**EXERCISE TASK**
Your task is to copy every line of the records below that contains "quyết".

**INPUT DATA**
━━━━━━━━━━━━━━━━━━━━━━━━━━━━━━
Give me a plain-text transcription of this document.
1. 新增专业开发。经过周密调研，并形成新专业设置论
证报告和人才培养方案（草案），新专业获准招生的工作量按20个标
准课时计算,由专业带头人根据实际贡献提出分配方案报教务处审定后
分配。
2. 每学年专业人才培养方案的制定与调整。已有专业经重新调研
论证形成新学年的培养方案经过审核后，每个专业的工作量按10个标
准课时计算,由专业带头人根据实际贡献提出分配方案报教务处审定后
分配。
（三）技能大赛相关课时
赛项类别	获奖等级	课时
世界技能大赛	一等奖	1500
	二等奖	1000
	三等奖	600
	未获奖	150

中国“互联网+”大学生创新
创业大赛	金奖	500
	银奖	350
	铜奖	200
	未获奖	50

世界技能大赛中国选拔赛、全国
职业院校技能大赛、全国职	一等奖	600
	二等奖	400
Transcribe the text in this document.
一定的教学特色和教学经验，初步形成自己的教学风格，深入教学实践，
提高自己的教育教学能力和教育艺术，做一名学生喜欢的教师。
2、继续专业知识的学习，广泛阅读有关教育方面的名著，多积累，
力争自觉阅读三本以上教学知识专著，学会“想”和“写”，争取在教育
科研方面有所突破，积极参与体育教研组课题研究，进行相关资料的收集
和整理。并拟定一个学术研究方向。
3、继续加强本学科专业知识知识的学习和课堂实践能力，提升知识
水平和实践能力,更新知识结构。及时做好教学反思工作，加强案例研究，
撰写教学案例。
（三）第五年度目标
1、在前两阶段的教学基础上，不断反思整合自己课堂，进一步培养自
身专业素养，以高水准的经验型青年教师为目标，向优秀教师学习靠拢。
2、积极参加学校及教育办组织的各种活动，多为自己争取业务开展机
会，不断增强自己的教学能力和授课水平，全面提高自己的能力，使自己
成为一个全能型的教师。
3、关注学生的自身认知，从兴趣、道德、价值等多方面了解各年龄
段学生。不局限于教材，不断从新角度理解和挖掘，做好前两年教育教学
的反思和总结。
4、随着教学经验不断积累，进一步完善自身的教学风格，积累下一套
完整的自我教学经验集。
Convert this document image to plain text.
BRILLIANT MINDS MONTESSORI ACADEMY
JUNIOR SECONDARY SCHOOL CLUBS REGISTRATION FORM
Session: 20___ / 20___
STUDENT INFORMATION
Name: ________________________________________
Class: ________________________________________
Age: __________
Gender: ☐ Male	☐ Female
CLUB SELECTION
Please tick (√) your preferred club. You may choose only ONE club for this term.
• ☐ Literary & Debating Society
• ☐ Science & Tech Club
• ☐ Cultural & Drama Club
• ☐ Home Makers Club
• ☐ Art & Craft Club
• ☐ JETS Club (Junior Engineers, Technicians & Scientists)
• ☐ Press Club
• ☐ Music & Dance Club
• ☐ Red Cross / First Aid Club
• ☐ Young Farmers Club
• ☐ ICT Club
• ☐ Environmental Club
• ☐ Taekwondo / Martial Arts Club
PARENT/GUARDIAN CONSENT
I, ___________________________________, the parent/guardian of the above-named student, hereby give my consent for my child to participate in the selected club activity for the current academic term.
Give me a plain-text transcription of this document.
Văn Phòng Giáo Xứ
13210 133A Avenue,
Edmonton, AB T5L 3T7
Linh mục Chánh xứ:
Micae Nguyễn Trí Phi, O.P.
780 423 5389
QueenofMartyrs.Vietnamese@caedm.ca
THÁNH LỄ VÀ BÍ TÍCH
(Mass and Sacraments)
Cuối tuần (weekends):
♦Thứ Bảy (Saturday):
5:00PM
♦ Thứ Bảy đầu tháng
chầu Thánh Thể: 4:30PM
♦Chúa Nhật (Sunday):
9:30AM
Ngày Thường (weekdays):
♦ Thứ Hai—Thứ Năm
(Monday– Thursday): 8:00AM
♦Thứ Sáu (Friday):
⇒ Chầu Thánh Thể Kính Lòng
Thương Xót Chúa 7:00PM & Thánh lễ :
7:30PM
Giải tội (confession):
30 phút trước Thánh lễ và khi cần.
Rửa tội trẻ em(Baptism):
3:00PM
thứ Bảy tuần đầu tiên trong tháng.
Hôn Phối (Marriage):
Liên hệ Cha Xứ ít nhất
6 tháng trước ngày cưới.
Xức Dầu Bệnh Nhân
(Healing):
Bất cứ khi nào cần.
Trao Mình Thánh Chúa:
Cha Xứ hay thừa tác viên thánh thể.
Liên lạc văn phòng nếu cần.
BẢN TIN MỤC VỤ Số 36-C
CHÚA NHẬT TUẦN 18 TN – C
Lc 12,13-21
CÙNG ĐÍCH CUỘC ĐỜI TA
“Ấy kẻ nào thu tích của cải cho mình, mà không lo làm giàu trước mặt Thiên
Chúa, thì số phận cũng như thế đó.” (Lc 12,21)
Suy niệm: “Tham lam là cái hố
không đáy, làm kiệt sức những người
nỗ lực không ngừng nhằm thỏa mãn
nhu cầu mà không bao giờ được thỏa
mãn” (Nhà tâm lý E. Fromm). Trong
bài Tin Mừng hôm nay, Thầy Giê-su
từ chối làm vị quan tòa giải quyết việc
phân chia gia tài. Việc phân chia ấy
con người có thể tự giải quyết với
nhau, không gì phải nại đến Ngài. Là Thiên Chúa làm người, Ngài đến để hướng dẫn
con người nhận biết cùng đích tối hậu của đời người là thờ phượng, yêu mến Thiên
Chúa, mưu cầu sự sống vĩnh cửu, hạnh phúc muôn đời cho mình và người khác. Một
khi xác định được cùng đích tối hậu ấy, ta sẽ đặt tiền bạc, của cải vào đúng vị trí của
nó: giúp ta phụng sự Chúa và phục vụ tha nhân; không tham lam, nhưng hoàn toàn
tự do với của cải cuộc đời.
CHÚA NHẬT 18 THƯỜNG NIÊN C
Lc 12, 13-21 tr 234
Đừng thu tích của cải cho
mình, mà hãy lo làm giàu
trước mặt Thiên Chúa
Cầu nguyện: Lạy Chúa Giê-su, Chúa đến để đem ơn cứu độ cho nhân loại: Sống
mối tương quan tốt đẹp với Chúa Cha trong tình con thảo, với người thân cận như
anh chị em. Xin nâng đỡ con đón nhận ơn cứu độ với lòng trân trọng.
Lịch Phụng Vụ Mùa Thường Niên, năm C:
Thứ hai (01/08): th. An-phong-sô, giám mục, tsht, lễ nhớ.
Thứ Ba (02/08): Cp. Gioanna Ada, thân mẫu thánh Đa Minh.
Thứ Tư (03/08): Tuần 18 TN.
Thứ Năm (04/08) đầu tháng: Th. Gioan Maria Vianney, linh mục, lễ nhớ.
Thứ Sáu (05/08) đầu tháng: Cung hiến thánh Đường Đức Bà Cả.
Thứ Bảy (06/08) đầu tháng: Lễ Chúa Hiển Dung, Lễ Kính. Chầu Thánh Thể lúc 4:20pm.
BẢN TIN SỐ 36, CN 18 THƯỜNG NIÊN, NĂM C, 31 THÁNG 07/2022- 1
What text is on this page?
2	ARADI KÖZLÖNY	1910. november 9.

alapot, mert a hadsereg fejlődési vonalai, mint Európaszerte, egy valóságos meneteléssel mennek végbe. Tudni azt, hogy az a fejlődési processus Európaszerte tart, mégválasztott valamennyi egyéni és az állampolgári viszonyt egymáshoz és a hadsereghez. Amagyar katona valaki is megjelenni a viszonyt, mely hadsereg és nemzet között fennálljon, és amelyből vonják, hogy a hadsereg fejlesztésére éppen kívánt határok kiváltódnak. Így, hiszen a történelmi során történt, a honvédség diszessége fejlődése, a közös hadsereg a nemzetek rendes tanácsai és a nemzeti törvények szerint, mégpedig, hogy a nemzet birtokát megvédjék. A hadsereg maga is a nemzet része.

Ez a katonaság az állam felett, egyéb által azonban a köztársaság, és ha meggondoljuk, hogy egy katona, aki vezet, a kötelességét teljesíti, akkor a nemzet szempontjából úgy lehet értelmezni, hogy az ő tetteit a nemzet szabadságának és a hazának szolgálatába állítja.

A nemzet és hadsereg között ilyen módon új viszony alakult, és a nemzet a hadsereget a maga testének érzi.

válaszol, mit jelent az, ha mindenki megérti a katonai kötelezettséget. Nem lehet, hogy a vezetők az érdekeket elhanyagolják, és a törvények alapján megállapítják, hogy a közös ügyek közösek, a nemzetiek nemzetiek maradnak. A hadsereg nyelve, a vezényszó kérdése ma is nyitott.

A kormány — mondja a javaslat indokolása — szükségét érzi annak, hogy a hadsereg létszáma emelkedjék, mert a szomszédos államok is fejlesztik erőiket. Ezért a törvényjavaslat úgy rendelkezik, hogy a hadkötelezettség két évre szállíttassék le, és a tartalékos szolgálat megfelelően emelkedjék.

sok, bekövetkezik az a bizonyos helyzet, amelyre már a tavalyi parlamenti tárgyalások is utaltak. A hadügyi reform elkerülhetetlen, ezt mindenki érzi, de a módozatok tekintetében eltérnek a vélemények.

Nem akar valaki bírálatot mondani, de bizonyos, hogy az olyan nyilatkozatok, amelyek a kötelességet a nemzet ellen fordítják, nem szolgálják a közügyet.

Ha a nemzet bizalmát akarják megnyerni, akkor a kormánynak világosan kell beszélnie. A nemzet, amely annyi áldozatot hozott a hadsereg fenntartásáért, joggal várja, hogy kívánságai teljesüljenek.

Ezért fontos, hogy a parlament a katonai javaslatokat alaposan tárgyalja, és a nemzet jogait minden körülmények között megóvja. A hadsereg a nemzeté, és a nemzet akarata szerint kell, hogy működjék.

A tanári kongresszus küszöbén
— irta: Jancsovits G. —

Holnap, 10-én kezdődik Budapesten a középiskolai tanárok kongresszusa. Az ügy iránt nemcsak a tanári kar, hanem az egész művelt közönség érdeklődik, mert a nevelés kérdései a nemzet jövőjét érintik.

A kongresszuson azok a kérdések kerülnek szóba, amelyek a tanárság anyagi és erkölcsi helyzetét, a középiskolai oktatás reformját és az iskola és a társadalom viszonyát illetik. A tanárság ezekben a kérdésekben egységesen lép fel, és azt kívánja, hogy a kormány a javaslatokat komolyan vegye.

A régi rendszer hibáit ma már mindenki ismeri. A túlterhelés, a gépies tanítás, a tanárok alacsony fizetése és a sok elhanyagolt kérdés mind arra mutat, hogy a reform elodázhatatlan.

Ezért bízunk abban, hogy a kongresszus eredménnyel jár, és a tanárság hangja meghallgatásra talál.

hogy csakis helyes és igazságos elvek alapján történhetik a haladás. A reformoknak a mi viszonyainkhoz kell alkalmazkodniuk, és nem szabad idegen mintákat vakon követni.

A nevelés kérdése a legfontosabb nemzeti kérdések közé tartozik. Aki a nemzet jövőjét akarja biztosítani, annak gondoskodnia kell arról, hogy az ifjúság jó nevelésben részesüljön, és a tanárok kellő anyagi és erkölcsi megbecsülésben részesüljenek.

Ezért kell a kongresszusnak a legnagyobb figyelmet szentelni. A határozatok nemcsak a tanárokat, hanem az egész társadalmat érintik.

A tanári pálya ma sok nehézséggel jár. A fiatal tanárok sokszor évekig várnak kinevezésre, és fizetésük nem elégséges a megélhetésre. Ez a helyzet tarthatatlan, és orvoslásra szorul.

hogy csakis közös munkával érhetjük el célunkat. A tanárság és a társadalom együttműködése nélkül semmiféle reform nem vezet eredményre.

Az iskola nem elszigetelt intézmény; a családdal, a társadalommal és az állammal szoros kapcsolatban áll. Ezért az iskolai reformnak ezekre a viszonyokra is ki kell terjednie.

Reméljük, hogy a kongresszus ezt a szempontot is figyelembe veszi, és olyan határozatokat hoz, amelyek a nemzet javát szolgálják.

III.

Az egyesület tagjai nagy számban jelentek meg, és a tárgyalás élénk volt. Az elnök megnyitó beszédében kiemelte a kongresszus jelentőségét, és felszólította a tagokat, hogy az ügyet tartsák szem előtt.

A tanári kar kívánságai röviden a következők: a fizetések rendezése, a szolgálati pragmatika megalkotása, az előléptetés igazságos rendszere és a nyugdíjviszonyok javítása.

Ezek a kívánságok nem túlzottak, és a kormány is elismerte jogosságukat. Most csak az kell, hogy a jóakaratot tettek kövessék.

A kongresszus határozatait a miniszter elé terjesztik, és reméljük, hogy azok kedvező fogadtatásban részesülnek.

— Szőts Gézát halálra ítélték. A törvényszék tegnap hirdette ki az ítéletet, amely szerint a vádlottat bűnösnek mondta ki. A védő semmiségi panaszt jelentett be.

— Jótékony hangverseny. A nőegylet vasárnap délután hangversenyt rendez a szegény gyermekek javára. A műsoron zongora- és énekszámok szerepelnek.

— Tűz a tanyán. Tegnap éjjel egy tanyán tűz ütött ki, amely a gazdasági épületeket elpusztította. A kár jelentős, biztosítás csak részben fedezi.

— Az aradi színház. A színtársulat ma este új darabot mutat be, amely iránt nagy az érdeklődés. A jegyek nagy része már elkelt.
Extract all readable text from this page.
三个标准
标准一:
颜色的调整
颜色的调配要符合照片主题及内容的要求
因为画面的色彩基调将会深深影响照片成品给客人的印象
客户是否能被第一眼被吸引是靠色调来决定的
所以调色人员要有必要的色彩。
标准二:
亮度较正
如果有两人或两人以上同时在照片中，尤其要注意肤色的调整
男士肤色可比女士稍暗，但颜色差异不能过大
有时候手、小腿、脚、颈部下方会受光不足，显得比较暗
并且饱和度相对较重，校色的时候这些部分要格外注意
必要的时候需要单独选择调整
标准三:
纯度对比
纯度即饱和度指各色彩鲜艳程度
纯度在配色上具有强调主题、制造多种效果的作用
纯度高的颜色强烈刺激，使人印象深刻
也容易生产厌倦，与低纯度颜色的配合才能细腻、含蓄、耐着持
━━━━━━━━━━━━━━━━━━━━━━━━━━━━━━
**TASK RESPONSE**
từ chối làm vị quan tòa giải quyết việc
con người có thể tự giải quyết với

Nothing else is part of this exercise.